━━━ Records

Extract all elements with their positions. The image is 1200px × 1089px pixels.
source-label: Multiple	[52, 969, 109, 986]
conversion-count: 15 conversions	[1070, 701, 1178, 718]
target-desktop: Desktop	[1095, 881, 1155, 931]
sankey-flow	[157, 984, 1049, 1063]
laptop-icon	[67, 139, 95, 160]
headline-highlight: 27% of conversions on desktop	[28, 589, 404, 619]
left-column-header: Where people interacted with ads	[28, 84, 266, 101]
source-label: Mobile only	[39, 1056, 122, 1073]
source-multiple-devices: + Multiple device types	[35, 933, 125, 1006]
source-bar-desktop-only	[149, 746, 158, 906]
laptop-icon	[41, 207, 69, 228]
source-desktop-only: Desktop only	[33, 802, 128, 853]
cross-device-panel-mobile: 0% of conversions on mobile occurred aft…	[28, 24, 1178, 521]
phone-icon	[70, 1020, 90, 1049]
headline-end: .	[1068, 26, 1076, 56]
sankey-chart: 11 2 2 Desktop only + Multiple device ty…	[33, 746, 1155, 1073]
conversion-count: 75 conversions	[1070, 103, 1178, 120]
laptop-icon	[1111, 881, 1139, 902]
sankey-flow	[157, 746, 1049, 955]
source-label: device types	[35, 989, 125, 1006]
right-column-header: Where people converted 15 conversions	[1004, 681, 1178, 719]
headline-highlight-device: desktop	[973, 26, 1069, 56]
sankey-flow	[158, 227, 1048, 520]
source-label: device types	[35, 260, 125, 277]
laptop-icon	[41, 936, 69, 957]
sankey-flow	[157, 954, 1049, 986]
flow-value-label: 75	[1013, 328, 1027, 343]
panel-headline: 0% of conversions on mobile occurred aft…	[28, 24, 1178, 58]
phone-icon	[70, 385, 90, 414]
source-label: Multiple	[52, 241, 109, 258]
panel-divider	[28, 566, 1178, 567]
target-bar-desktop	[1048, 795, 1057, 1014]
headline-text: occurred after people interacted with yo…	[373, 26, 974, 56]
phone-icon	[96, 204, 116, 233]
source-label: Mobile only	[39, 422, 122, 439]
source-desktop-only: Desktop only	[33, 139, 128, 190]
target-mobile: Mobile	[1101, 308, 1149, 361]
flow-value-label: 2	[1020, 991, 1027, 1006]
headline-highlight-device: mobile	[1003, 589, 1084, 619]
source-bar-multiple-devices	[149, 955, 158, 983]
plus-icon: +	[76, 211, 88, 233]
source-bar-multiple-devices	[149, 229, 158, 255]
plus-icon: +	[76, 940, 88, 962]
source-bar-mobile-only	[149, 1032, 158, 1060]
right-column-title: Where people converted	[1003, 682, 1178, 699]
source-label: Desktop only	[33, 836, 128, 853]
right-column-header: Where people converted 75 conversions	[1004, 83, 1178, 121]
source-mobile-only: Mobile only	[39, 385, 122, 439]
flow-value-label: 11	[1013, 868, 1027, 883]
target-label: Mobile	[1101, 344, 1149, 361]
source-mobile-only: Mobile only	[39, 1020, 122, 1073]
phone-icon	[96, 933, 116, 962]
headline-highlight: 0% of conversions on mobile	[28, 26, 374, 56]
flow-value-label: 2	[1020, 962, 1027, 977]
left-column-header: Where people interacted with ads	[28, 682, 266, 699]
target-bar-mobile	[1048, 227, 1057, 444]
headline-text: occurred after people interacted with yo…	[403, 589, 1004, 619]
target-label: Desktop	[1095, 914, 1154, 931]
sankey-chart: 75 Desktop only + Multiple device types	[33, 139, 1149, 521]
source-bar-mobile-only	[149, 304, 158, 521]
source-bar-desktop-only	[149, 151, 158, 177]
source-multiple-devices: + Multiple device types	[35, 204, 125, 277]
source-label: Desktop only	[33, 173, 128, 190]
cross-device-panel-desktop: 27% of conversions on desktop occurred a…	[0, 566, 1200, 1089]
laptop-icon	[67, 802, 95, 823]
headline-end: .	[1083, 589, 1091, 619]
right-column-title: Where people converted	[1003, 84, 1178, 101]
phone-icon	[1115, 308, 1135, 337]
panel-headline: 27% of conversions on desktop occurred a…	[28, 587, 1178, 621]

━━━━━━

▶ Objective: Copy all of the lines above, character for character, without changing anything.

▶ Task response:
Extract all elements with their positions. The image is 1200px × 1089px pixels.
source-label: Multiple	[52, 969, 109, 986]
conversion-count: 15 conversions	[1070, 701, 1178, 718]
target-desktop: Desktop	[1095, 881, 1155, 931]
sankey-flow	[157, 984, 1049, 1063]
laptop-icon	[67, 139, 95, 160]
headline-highlight: 27% of conversions on desktop	[28, 589, 404, 619]
left-column-header: Where people interacted with ads	[28, 84, 266, 101]
source-label: Mobile only	[39, 1056, 122, 1073]
source-multiple-devices: + Multiple device types	[35, 933, 125, 1006]
source-bar-desktop-only	[149, 746, 158, 906]
laptop-icon	[41, 207, 69, 228]
source-desktop-only: Desktop only	[33, 802, 128, 853]
cross-device-panel-mobile: 0% of conversions on mobile occurred aft…	[28, 24, 1178, 521]
phone-icon	[70, 1020, 90, 1049]
headline-end: .	[1068, 26, 1076, 56]
sankey-chart: 11 2 2 Desktop only + Multiple device ty…	[33, 746, 1155, 1073]
conversion-count: 75 conversions	[1070, 103, 1178, 120]
laptop-icon	[1111, 881, 1139, 902]
sankey-flow	[157, 746, 1049, 955]
source-label: device types	[35, 989, 125, 1006]
right-column-header: Where people converted 15 conversions	[1004, 681, 1178, 719]
headline-highlight-device: desktop	[973, 26, 1069, 56]
sankey-flow	[158, 227, 1048, 520]
source-label: device types	[35, 260, 125, 277]
laptop-icon	[41, 936, 69, 957]
sankey-flow	[157, 954, 1049, 986]
flow-value-label: 75	[1013, 328, 1027, 343]
panel-headline: 0% of conversions on mobile occurred aft…	[28, 24, 1178, 58]
phone-icon	[70, 385, 90, 414]
source-label: Multiple	[52, 241, 109, 258]
panel-divider	[28, 566, 1178, 567]
target-bar-desktop	[1048, 795, 1057, 1014]
headline-text: occurred after people interacted with yo…	[373, 26, 974, 56]
phone-icon	[96, 204, 116, 233]
source-label: Mobile only	[39, 422, 122, 439]
source-desktop-only: Desktop only	[33, 139, 128, 190]
target-mobile: Mobile	[1101, 308, 1149, 361]
flow-value-label: 2	[1020, 991, 1027, 1006]
headline-highlight-device: mobile	[1003, 589, 1084, 619]
source-bar-multiple-devices	[149, 955, 158, 983]
plus-icon: +	[76, 211, 88, 233]
source-bar-multiple-devices	[149, 229, 158, 255]
plus-icon: +	[76, 940, 88, 962]
source-bar-mobile-only	[149, 1032, 158, 1060]
right-column-title: Where people converted	[1003, 682, 1178, 699]
source-label: Desktop only	[33, 836, 128, 853]
right-column-header: Where people converted 75 conversions	[1004, 83, 1178, 121]
source-mobile-only: Mobile only	[39, 385, 122, 439]
flow-value-label: 11	[1013, 868, 1027, 883]
target-label: Mobile	[1101, 344, 1149, 361]
source-mobile-only: Mobile only	[39, 1020, 122, 1073]
phone-icon	[96, 933, 116, 962]
headline-highlight: 0% of conversions on mobile	[28, 26, 374, 56]
flow-value-label: 2	[1020, 962, 1027, 977]
left-column-header: Where people interacted with ads	[28, 682, 266, 699]
target-bar-mobile	[1048, 227, 1057, 444]
headline-text: occurred after people interacted with yo…	[403, 589, 1004, 619]
target-label: Desktop	[1095, 914, 1154, 931]
sankey-chart: 75 Desktop only + Multiple device types	[33, 139, 1149, 521]
source-bar-mobile-only	[149, 304, 158, 521]
source-bar-desktop-only	[149, 151, 158, 177]
source-multiple-devices: + Multiple device types	[35, 204, 125, 277]
source-label: Desktop only	[33, 173, 128, 190]
cross-device-panel-desktop: 27% of conversions on desktop occurred a…	[0, 566, 1200, 1089]
laptop-icon	[67, 802, 95, 823]
headline-end: .	[1083, 589, 1091, 619]
right-column-title: Where people converted	[1003, 84, 1178, 101]
phone-icon	[1115, 308, 1135, 337]
panel-headline: 27% of conversions on desktop occurred a…	[28, 587, 1178, 621]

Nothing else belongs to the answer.